## DO THIS
Repeat all of the material below exactly as written, images excluded.

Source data
┄┄┄┄┄┄┄┄┄┄

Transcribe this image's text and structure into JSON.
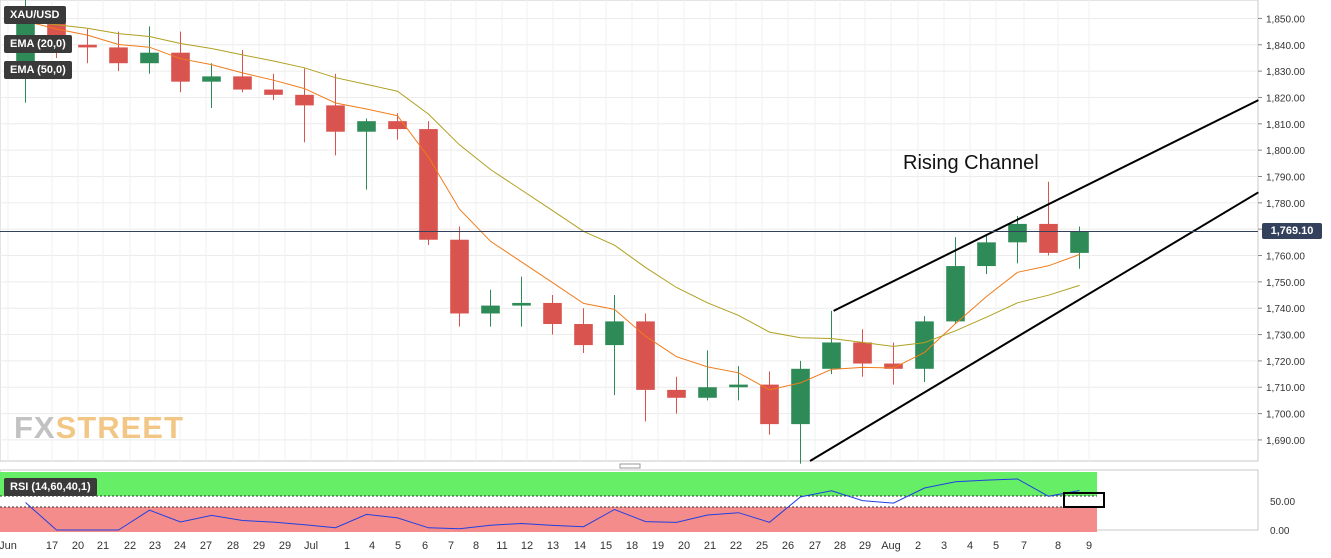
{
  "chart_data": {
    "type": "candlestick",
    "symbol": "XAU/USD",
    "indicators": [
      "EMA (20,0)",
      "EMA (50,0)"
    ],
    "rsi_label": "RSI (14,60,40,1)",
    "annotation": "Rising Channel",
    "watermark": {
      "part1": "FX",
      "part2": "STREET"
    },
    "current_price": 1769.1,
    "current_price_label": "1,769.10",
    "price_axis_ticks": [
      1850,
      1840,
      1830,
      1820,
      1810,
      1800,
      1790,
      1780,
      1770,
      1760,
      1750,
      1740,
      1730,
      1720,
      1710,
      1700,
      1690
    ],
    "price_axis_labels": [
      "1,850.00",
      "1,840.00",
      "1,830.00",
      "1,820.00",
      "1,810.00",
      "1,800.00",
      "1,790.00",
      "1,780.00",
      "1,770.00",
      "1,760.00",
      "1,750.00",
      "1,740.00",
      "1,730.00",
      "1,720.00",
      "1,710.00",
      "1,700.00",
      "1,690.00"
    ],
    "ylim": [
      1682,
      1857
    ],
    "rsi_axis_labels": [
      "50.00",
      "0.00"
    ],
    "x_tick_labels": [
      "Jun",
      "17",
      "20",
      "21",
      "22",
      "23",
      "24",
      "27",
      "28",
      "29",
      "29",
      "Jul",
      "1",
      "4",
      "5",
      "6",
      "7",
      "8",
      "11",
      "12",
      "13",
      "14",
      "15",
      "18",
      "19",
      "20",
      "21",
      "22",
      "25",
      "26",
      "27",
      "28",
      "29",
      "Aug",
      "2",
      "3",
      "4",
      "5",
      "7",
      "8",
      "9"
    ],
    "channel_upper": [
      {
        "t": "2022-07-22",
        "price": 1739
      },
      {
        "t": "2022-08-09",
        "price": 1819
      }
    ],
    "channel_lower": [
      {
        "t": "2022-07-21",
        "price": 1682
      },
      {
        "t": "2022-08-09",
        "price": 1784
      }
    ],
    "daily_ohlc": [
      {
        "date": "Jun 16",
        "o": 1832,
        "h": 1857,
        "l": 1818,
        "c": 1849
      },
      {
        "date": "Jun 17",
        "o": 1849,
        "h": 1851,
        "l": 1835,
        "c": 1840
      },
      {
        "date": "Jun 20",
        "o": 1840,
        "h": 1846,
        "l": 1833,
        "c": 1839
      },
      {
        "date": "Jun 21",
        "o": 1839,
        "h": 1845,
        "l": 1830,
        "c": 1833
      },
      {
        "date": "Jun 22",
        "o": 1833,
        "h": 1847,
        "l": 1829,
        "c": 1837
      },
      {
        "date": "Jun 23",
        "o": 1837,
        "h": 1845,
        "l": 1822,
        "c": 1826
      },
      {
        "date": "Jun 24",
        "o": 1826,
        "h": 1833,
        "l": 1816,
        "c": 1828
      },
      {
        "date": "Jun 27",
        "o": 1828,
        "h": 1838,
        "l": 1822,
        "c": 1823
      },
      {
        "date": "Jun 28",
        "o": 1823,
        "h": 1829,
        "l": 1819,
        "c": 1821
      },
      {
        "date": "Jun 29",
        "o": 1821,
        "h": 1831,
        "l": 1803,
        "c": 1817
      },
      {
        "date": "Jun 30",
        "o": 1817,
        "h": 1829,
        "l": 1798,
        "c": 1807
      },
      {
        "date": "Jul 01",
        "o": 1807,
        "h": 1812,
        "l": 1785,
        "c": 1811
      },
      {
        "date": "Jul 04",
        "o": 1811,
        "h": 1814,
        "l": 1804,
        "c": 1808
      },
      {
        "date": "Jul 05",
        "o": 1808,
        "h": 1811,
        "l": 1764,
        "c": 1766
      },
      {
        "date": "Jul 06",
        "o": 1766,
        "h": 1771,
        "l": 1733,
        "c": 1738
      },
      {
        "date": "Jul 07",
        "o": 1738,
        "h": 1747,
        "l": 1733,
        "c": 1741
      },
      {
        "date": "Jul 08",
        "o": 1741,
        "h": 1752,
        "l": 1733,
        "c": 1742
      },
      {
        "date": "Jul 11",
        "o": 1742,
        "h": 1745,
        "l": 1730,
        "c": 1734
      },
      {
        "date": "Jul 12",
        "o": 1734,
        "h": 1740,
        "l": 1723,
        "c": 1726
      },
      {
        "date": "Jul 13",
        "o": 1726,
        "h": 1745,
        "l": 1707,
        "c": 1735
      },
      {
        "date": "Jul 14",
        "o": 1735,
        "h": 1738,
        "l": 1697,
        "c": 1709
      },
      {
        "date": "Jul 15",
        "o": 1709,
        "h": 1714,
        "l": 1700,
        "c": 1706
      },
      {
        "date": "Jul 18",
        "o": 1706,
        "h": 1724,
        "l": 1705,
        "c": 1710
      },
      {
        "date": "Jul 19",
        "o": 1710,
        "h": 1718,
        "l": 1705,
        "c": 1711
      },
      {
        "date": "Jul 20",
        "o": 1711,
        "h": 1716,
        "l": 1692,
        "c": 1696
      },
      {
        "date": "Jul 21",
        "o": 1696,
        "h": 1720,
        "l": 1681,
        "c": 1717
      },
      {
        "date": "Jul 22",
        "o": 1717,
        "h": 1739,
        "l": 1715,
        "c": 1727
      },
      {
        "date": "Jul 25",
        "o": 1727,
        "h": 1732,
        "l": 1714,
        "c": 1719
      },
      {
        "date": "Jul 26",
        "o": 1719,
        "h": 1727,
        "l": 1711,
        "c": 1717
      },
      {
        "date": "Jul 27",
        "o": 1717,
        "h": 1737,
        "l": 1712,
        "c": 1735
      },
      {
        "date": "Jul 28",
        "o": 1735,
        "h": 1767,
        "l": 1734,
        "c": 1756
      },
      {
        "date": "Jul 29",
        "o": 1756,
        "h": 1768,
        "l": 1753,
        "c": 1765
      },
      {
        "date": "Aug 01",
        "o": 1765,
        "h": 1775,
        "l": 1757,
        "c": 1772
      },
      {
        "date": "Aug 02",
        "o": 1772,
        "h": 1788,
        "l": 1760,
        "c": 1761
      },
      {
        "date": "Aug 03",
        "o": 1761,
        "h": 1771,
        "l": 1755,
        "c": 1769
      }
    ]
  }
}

┄┄┄┄┄┄┄┄┄┄

## SOLUTION TO THE PROBLEM
Transcribe this image's text and structure into JSON.
{
  "chart_data": {
    "type": "candlestick",
    "symbol": "XAU/USD",
    "indicators": [
      "EMA (20,0)",
      "EMA (50,0)"
    ],
    "rsi_label": "RSI (14,60,40,1)",
    "annotation": "Rising Channel",
    "watermark": {
      "part1": "FX",
      "part2": "STREET"
    },
    "current_price": 1769.1,
    "current_price_label": "1,769.10",
    "price_axis_ticks": [
      1850,
      1840,
      1830,
      1820,
      1810,
      1800,
      1790,
      1780,
      1770,
      1760,
      1750,
      1740,
      1730,
      1720,
      1710,
      1700,
      1690
    ],
    "price_axis_labels": [
      "1,850.00",
      "1,840.00",
      "1,830.00",
      "1,820.00",
      "1,810.00",
      "1,800.00",
      "1,790.00",
      "1,780.00",
      "1,770.00",
      "1,760.00",
      "1,750.00",
      "1,740.00",
      "1,730.00",
      "1,720.00",
      "1,710.00",
      "1,700.00",
      "1,690.00"
    ],
    "ylim": [
      1682,
      1857
    ],
    "rsi_axis_labels": [
      "50.00",
      "0.00"
    ],
    "x_tick_labels": [
      "Jun",
      "17",
      "20",
      "21",
      "22",
      "23",
      "24",
      "27",
      "28",
      "29",
      "29",
      "Jul",
      "1",
      "4",
      "5",
      "6",
      "7",
      "8",
      "11",
      "12",
      "13",
      "14",
      "15",
      "18",
      "19",
      "20",
      "21",
      "22",
      "25",
      "26",
      "27",
      "28",
      "29",
      "Aug",
      "2",
      "3",
      "4",
      "5",
      "7",
      "8",
      "9"
    ],
    "channel_upper": [
      {
        "t": "2022-07-22",
        "price": 1739
      },
      {
        "t": "2022-08-09",
        "price": 1819
      }
    ],
    "channel_lower": [
      {
        "t": "2022-07-21",
        "price": 1682
      },
      {
        "t": "2022-08-09",
        "price": 1784
      }
    ],
    "daily_ohlc": [
      {
        "date": "Jun 16",
        "o": 1832,
        "h": 1857,
        "l": 1818,
        "c": 1849
      },
      {
        "date": "Jun 17",
        "o": 1849,
        "h": 1851,
        "l": 1835,
        "c": 1840
      },
      {
        "date": "Jun 20",
        "o": 1840,
        "h": 1846,
        "l": 1833,
        "c": 1839
      },
      {
        "date": "Jun 21",
        "o": 1839,
        "h": 1845,
        "l": 1830,
        "c": 1833
      },
      {
        "date": "Jun 22",
        "o": 1833,
        "h": 1847,
        "l": 1829,
        "c": 1837
      },
      {
        "date": "Jun 23",
        "o": 1837,
        "h": 1845,
        "l": 1822,
        "c": 1826
      },
      {
        "date": "Jun 24",
        "o": 1826,
        "h": 1833,
        "l": 1816,
        "c": 1828
      },
      {
        "date": "Jun 27",
        "o": 1828,
        "h": 1838,
        "l": 1822,
        "c": 1823
      },
      {
        "date": "Jun 28",
        "o": 1823,
        "h": 1829,
        "l": 1819,
        "c": 1821
      },
      {
        "date": "Jun 29",
        "o": 1821,
        "h": 1831,
        "l": 1803,
        "c": 1817
      },
      {
        "date": "Jun 30",
        "o": 1817,
        "h": 1829,
        "l": 1798,
        "c": 1807
      },
      {
        "date": "Jul 01",
        "o": 1807,
        "h": 1812,
        "l": 1785,
        "c": 1811
      },
      {
        "date": "Jul 04",
        "o": 1811,
        "h": 1814,
        "l": 1804,
        "c": 1808
      },
      {
        "date": "Jul 05",
        "o": 1808,
        "h": 1811,
        "l": 1764,
        "c": 1766
      },
      {
        "date": "Jul 06",
        "o": 1766,
        "h": 1771,
        "l": 1733,
        "c": 1738
      },
      {
        "date": "Jul 07",
        "o": 1738,
        "h": 1747,
        "l": 1733,
        "c": 1741
      },
      {
        "date": "Jul 08",
        "o": 1741,
        "h": 1752,
        "l": 1733,
        "c": 1742
      },
      {
        "date": "Jul 11",
        "o": 1742,
        "h": 1745,
        "l": 1730,
        "c": 1734
      },
      {
        "date": "Jul 12",
        "o": 1734,
        "h": 1740,
        "l": 1723,
        "c": 1726
      },
      {
        "date": "Jul 13",
        "o": 1726,
        "h": 1745,
        "l": 1707,
        "c": 1735
      },
      {
        "date": "Jul 14",
        "o": 1735,
        "h": 1738,
        "l": 1697,
        "c": 1709
      },
      {
        "date": "Jul 15",
        "o": 1709,
        "h": 1714,
        "l": 1700,
        "c": 1706
      },
      {
        "date": "Jul 18",
        "o": 1706,
        "h": 1724,
        "l": 1705,
        "c": 1710
      },
      {
        "date": "Jul 19",
        "o": 1710,
        "h": 1718,
        "l": 1705,
        "c": 1711
      },
      {
        "date": "Jul 20",
        "o": 1711,
        "h": 1716,
        "l": 1692,
        "c": 1696
      },
      {
        "date": "Jul 21",
        "o": 1696,
        "h": 1720,
        "l": 1681,
        "c": 1717
      },
      {
        "date": "Jul 22",
        "o": 1717,
        "h": 1739,
        "l": 1715,
        "c": 1727
      },
      {
        "date": "Jul 25",
        "o": 1727,
        "h": 1732,
        "l": 1714,
        "c": 1719
      },
      {
        "date": "Jul 26",
        "o": 1719,
        "h": 1727,
        "l": 1711,
        "c": 1717
      },
      {
        "date": "Jul 27",
        "o": 1717,
        "h": 1737,
        "l": 1712,
        "c": 1735
      },
      {
        "date": "Jul 28",
        "o": 1735,
        "h": 1767,
        "l": 1734,
        "c": 1756
      },
      {
        "date": "Jul 29",
        "o": 1756,
        "h": 1768,
        "l": 1753,
        "c": 1765
      },
      {
        "date": "Aug 01",
        "o": 1765,
        "h": 1775,
        "l": 1757,
        "c": 1772
      },
      {
        "date": "Aug 02",
        "o": 1772,
        "h": 1788,
        "l": 1760,
        "c": 1761
      },
      {
        "date": "Aug 03",
        "o": 1761,
        "h": 1771,
        "l": 1755,
        "c": 1769
      }
    ]
  }
}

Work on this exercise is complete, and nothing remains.